[Part of a data file]
-- Begin --
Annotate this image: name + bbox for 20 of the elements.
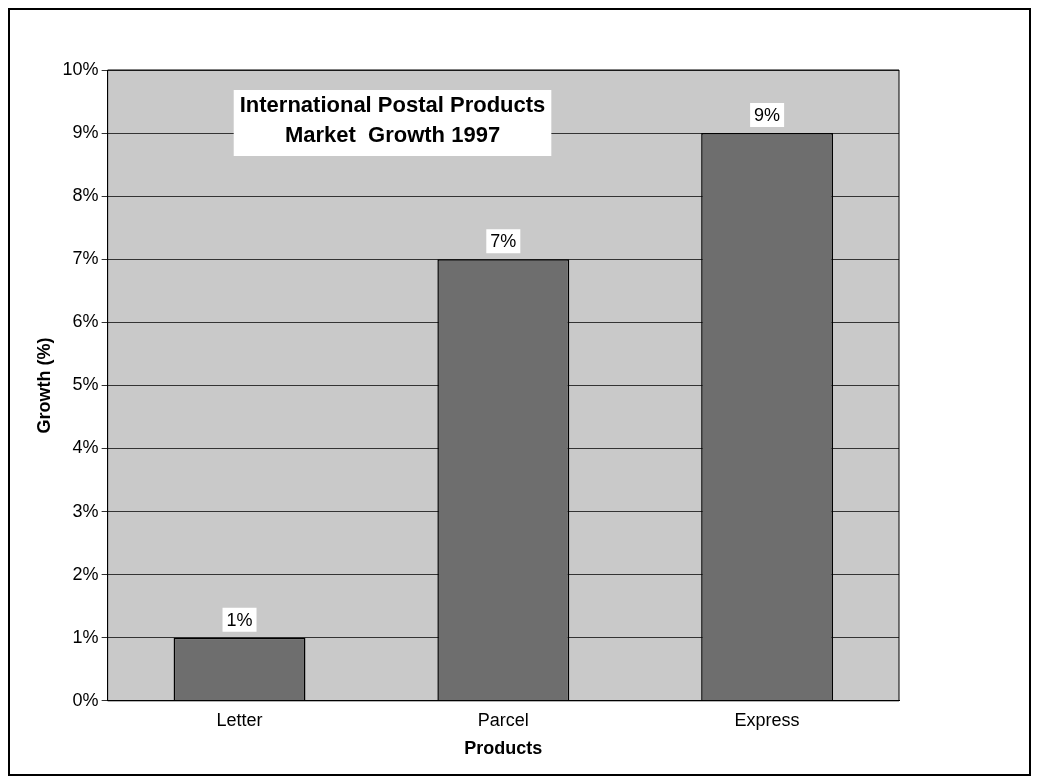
y-tick-label: 2% — [72, 563, 99, 584]
y-tick-label: 4% — [72, 437, 99, 458]
y-tick-label: 5% — [72, 374, 99, 395]
x-axis-title: Products — [464, 738, 543, 759]
x-tick-label: Express — [734, 709, 800, 730]
y-tick-label: 8% — [72, 185, 99, 206]
data-label: 9% — [754, 105, 781, 126]
data-label: 1% — [226, 609, 253, 630]
text: International Postal Products Market Growth 1997 — [239, 92, 546, 148]
y-tick-label: 3% — [72, 500, 99, 521]
y-tick-label: 1% — [72, 626, 99, 647]
x-tick-label: Letter — [216, 709, 263, 730]
data-label: 7% — [490, 231, 517, 252]
y-tick-label: 9% — [72, 122, 99, 143]
x-tick-label: Parcel — [477, 709, 529, 730]
y-tick-label: 10% — [62, 58, 99, 79]
y-tick-label: 7% — [72, 248, 99, 269]
y-tick-label: 0% — [72, 689, 99, 710]
y-axis-title: Growth (%) — [33, 337, 54, 434]
y-tick-label: 6% — [72, 311, 99, 332]
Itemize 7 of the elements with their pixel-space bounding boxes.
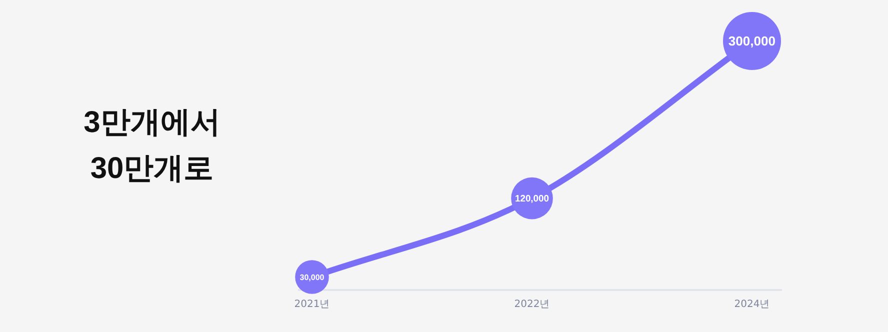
-- End --
*The problem*:
Rewrite all the entries above with "elements" replaced by "items" and every other line left unchanged. Do not include the pictures.

*Solved exercise*:
Annotate this image: name + bbox for 20 of the items.
y-tick-label: 2% — [72, 563, 99, 584]
y-tick-label: 4% — [72, 437, 99, 458]
y-tick-label: 5% — [72, 374, 99, 395]
x-axis-title: Products — [464, 738, 543, 759]
x-tick-label: Express — [734, 709, 800, 730]
y-tick-label: 8% — [72, 185, 99, 206]
data-label: 9% — [754, 105, 781, 126]
data-label: 1% — [226, 609, 253, 630]
text: International Postal Products Market Growth 1997 — [239, 92, 546, 148]
y-tick-label: 3% — [72, 500, 99, 521]
y-tick-label: 1% — [72, 626, 99, 647]
x-tick-label: Letter — [216, 709, 263, 730]
data-label: 7% — [490, 231, 517, 252]
y-tick-label: 9% — [72, 122, 99, 143]
x-tick-label: Parcel — [477, 709, 529, 730]
y-tick-label: 10% — [62, 58, 99, 79]
y-tick-label: 7% — [72, 248, 99, 269]
y-tick-label: 0% — [72, 689, 99, 710]
y-axis-title: Growth (%) — [33, 337, 54, 434]
y-tick-label: 6% — [72, 311, 99, 332]
Itemize 7 of the items with their pixel-space bounding boxes.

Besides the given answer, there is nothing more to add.